PROBLEM DETAILS ::
Reproduce the lines of the items below as a numbered list, from the start of the items through the line containing "row-divider xyxy=(721,665,837,666)", inclusive, with blank lines omitted.

━━━━━━━━━━━━━━━━

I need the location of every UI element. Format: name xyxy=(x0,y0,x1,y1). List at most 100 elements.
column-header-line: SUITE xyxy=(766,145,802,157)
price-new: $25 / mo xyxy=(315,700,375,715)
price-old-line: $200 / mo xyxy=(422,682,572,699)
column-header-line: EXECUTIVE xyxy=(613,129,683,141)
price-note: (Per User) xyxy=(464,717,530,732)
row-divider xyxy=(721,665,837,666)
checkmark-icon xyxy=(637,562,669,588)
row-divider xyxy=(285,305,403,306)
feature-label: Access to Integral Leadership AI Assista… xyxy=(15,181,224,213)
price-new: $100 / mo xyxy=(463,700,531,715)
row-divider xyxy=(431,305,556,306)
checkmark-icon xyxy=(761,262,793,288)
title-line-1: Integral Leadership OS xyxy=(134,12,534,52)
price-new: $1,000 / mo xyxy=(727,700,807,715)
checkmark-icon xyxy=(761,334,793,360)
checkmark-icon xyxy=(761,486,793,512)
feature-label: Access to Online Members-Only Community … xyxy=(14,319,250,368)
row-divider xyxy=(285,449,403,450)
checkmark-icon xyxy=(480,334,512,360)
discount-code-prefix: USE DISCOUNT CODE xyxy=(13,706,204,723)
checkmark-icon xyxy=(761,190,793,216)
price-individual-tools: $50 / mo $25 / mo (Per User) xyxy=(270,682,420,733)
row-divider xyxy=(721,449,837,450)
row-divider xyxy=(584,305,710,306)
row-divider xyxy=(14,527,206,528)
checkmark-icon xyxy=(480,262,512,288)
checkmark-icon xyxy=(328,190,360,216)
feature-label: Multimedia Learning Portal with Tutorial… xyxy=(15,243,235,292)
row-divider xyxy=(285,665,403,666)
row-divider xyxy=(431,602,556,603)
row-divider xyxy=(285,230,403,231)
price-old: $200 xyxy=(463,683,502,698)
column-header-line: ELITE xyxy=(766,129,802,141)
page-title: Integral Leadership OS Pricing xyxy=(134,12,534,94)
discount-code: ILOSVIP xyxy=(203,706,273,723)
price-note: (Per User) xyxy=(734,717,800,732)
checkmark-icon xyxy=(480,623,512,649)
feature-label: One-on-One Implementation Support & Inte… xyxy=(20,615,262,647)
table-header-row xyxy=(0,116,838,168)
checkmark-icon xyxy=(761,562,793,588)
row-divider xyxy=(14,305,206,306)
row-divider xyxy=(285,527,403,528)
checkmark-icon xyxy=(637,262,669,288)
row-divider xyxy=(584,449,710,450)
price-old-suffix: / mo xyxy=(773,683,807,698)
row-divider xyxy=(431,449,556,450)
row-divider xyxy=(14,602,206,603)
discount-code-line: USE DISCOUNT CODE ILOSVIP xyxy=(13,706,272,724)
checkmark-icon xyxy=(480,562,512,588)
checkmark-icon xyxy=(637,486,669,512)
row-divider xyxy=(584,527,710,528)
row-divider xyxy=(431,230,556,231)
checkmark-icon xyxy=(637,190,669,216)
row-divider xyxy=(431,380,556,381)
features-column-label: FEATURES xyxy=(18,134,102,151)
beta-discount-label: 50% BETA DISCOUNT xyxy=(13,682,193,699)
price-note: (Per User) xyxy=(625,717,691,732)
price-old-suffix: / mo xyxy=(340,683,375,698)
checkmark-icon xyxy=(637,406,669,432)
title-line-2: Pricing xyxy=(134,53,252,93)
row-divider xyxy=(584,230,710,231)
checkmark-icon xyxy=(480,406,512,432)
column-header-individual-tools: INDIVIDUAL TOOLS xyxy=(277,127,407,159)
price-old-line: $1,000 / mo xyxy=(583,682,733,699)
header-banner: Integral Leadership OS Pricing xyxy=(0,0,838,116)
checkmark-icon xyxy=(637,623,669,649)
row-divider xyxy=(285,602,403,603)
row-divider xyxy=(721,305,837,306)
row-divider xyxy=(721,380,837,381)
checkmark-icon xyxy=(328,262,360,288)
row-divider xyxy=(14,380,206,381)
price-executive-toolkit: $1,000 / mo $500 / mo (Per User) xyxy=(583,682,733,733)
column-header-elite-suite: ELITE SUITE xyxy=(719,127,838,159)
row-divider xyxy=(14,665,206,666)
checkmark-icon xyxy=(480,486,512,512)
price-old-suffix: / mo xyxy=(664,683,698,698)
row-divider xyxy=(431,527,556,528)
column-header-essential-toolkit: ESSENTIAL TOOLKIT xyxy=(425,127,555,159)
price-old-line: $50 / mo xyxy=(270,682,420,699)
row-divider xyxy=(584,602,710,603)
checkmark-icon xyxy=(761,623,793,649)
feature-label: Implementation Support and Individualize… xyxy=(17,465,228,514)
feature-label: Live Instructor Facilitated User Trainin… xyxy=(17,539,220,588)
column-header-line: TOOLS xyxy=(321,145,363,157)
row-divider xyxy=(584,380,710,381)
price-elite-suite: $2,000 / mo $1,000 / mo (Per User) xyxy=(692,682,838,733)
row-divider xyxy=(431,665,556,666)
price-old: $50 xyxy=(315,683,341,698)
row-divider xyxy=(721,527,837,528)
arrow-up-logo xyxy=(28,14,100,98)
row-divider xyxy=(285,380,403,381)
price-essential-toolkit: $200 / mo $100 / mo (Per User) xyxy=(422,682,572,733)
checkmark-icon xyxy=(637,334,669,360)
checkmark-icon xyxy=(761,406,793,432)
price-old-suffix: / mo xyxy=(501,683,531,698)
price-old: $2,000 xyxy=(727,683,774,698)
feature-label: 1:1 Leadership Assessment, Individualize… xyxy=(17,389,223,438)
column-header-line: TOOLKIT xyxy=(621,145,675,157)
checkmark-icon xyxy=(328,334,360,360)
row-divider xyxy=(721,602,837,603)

━━━━━━━━━━━━━━━━

OUTPUT OF THE EXERCISE ::
1. I need the location of every UI element. Format: name xyxy=(x0,y0,x1,y1). List at most 100 elements.
2. column-header-line: SUITE xyxy=(766,145,802,157)
3. price-new: $25 / mo xyxy=(315,700,375,715)
4. price-old-line: $200 / mo xyxy=(422,682,572,699)
5. column-header-line: EXECUTIVE xyxy=(613,129,683,141)
6. price-note: (Per User) xyxy=(464,717,530,732)
7. row-divider xyxy=(721,665,837,666)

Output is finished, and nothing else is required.